Good luck getting back to full health, and not relapsing as Mike notes. My wife just rests when she gets sick and gets better more quickly [unlike her co-workers that come in making her sick]- last time I tried powering through it just made it last longer.
 
It's really looking like NXP "designed" this chip with many cases where the fast CPU has to wait long times for sync with peripherals running at slower speeds. Every individual piece seems to be amazing, but it's hard to escape the feeling they just blindly lashed everything together with little care or concern for the performance impact of bus arbitration.

I'm really glad we decided to switch to the 1062 chip, so at least GPIO will be faster.

Perhaps the word 'Crossover' isn't there by accident - while sounding cool and positive it is actually the most honest admission 'marketing' would allow that this thing is caught with the compromises of bringing worlds together - taking two revs of the silicon to get this close.

Indeed the 1062 extra RAM is important to allow buffer space to minimize moving the data elsewhere at inopportune times, but even so half of RAM gets wait stated. What does a memcpy from FLASH look like timewise?

I saw faster GPIO noted - will be good to see that work out.
 
How to reach 44100Hz with the given Audio-PLL-freq? I don't know...
I have Audio from the SGTL now, but not with 44100Hz.
@Paul... a value I could find is to use 768MHz for the Audio-PLL.. and yes...this gives "our" well-known 44117.6471Hz... :)
But that's not good for SPDIF and other formats.
 
@Tim, most of the time copy from Flash is not that bad because of the cache. But if the data is not cached, it will be slow.. well most of the newer chips use external flash.
We need some wise decisions on the memory model.. or some we can select from the Arduino-Menu?
 
@Tim, most of the time copy from Flash is not that bad because of the cache. But if the data is not cached, it will be slow.. well most of the newer chips use external flash.
We need some wise decisions on the memory model.. or some we can select from the Arduino-Menu?

I was wondering about reading flash to the different memory areas … if some might have extra bus conflicts - or perhaps benefits. Data cache will only cover 32kb area in the best case if not already covering something else.
 
The issue of a T4 after '15 second reset' not presenting a valid USB device suggests there is some lurking miscue on USB startup.

Nope, that's just a known bug in the restore image. I discovered this bug the day before we started the beta and decided to leave it.

GIVEN DATA:
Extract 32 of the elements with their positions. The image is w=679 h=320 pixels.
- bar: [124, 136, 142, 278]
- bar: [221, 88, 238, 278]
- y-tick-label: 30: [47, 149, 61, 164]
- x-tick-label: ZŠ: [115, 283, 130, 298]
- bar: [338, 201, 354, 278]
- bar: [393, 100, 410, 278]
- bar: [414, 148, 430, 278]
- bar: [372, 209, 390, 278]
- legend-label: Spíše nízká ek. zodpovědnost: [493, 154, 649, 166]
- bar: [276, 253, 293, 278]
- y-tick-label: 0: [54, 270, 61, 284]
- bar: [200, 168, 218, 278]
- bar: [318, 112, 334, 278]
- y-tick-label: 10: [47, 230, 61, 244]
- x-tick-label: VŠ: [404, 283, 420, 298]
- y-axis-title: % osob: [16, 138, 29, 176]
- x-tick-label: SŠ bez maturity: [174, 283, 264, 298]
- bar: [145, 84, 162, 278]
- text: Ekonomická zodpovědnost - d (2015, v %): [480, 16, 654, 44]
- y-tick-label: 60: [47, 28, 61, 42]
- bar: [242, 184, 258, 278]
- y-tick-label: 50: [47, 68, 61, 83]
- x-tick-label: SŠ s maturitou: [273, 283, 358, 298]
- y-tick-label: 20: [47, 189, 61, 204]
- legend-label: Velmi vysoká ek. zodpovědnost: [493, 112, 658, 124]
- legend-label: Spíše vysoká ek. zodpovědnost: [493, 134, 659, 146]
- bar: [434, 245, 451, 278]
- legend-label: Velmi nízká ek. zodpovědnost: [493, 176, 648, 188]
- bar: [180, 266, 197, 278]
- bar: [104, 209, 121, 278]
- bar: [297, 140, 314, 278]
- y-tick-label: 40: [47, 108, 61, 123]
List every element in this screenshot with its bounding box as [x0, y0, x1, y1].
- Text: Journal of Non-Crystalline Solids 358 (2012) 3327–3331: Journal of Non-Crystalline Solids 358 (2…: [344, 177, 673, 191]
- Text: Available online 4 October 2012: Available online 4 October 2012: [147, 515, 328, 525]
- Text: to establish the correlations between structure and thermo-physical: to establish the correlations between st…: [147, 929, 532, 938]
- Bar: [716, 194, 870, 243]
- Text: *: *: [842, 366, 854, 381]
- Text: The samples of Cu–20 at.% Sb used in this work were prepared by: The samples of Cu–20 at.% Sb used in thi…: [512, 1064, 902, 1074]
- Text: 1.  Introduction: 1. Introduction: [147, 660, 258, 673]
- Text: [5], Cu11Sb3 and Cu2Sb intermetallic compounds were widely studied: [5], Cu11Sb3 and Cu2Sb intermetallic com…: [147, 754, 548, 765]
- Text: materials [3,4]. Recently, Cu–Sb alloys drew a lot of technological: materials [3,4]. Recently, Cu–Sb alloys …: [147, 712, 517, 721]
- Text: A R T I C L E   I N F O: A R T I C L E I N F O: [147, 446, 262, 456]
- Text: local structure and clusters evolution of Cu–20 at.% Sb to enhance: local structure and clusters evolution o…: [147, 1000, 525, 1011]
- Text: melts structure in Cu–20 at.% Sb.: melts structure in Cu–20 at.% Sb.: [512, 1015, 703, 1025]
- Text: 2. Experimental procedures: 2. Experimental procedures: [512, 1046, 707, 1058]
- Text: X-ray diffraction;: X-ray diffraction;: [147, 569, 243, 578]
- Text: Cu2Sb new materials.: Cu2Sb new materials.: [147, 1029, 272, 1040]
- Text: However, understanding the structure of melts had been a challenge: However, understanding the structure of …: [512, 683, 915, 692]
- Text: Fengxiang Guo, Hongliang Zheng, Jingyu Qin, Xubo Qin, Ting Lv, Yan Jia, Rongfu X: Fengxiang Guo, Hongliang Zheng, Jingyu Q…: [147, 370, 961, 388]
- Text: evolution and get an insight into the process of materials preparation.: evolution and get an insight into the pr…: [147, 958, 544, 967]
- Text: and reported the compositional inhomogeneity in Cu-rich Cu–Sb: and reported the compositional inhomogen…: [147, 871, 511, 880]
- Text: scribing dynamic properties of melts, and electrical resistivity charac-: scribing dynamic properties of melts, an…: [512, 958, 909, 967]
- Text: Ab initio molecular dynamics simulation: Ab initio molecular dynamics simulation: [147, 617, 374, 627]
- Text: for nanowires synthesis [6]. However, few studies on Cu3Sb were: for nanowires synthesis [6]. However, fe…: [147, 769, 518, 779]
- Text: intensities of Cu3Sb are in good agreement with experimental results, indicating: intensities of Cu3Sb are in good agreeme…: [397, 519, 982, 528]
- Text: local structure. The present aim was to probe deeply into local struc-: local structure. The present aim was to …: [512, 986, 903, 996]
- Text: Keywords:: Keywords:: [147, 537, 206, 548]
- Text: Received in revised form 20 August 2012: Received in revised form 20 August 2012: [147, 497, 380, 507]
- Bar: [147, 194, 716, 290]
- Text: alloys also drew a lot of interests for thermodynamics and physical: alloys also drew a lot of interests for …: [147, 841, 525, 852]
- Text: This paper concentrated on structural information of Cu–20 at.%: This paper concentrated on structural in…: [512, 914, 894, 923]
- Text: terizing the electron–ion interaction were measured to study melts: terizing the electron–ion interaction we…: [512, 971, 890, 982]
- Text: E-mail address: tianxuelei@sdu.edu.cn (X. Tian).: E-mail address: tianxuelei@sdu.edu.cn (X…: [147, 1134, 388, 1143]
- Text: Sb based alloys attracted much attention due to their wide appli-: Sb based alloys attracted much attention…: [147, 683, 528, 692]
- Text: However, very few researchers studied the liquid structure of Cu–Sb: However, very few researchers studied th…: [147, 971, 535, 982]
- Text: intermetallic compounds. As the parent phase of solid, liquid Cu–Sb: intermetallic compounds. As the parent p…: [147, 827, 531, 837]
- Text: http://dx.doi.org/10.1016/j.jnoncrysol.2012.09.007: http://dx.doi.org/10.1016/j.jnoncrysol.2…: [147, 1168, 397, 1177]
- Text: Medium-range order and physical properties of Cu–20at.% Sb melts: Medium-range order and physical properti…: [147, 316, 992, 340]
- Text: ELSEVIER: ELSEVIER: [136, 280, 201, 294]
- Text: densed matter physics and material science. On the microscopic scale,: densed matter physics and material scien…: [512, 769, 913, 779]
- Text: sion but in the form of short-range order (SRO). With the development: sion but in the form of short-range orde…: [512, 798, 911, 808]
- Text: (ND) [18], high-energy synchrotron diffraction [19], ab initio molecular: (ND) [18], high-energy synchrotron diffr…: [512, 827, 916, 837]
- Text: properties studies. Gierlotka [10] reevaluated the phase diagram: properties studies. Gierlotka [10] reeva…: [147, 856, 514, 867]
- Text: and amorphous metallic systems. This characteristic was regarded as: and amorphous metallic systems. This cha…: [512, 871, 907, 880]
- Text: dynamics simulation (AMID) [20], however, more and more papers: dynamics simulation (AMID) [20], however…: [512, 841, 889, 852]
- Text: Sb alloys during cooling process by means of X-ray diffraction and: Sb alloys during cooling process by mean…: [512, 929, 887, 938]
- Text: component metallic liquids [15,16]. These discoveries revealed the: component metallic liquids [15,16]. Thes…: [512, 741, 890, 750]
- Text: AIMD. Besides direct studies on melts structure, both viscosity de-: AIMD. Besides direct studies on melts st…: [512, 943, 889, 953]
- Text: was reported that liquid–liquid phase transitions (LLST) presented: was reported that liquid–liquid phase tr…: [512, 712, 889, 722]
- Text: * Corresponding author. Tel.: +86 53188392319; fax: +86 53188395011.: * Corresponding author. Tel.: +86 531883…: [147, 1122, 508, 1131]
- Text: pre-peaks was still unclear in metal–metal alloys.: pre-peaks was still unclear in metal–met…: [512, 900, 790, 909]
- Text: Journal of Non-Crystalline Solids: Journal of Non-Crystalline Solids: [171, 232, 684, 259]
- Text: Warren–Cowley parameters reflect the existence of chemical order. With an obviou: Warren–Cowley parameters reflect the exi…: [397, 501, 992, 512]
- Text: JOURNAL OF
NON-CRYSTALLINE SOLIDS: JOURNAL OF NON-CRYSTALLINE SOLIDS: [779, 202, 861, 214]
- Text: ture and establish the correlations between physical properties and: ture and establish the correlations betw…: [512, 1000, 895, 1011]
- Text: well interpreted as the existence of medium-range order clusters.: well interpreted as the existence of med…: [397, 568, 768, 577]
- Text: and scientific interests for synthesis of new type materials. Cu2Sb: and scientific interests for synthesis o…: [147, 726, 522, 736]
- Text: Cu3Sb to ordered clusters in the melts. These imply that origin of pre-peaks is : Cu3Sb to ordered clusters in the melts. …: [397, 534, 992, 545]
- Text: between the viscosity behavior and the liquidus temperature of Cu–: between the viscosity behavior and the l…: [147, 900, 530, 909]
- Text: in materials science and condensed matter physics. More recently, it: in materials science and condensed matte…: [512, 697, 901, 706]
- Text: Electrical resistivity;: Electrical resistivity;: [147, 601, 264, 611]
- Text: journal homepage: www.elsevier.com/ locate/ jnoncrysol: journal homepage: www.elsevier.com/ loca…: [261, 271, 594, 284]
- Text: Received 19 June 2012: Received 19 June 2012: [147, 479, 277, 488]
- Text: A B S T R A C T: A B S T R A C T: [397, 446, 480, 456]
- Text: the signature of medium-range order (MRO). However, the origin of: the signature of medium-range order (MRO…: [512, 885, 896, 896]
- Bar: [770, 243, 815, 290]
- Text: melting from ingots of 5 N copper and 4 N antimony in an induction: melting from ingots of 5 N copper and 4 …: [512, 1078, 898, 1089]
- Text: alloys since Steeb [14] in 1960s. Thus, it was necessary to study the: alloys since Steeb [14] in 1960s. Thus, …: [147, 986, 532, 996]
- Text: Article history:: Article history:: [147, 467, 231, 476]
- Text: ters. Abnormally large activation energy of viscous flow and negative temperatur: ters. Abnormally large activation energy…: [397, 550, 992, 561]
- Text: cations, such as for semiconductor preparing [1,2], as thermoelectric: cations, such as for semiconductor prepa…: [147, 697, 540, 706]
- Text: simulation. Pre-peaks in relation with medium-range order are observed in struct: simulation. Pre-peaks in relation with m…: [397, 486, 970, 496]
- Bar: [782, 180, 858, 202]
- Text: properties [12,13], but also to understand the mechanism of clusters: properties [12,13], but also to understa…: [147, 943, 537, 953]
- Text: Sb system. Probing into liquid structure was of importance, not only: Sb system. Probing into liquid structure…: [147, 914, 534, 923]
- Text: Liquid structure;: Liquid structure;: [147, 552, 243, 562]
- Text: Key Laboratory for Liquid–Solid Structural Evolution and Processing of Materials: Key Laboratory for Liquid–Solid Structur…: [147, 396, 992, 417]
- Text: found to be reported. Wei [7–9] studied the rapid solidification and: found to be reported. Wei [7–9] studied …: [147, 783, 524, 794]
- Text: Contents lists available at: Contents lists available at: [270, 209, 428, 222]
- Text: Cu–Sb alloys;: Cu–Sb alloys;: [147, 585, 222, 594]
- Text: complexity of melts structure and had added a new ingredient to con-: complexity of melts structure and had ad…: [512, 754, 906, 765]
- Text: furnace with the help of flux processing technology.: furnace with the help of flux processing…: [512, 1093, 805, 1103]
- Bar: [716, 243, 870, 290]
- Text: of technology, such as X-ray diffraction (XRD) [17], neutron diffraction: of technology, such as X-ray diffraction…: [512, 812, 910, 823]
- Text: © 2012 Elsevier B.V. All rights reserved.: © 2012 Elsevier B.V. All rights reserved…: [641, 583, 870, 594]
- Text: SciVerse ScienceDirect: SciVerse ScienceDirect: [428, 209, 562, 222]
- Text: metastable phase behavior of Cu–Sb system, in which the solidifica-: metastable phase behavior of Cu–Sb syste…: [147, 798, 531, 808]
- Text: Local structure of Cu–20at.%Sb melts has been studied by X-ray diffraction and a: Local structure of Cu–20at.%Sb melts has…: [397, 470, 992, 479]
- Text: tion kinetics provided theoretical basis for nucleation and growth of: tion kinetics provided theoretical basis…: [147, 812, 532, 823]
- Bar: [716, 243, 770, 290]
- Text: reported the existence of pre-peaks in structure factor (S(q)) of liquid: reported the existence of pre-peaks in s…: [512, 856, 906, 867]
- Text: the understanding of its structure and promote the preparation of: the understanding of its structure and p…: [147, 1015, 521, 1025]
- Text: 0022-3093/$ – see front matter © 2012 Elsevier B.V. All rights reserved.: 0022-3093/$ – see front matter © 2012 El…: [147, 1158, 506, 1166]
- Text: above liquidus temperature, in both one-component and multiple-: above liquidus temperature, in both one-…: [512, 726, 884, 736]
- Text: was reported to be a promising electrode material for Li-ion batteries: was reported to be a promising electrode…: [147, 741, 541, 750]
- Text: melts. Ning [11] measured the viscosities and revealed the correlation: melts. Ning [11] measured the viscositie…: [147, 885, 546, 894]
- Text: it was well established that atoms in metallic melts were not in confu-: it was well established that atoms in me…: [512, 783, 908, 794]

PROMPT 1: In the forum thread about the NXP chip, which Audio-PLL frequency gives the sample rate of 44117.6471Hz?
PROMPT 2: Carry on the forum thread about the NXP chip, starting after its final post.

ANSWER 1: 768MHz.

ANSWER 2:
To explain briefly... I tried to improve upon the full erase Teensy 3.5 & 3.6 do, where the flash is left in a completely erased state. If you power cycle or cause a reboot using Teensy Loader, there is no program at all in flash memory, so no USB works. You have to press the button again (just a short press should do).

For Teensy 4, I created a small program that's written to the beginning of the flash, which implements RawHID and is able to hear the auto-reboot request. The idea is your board gets fully erased and then flashed with a program very similar to the one we write during testing, rather than being left with a completely empty flash.

The bug is I didn't get that tiny RawHID program quite right. Linux and Mac are happy with it, but Windows doesn't like it. I probably got some minor detail in the descriptors as it should be. So after you do the 15 sec button press, the T4 is restored to a not-quite-right RawHID which isn't recognized by Windows.

It's not a problem with the restore process. The bug is in the 4K image that gets written to the flash. The restore code is properly erasing and properly writing the image, but the image itself has something wrong in its USB descriptors.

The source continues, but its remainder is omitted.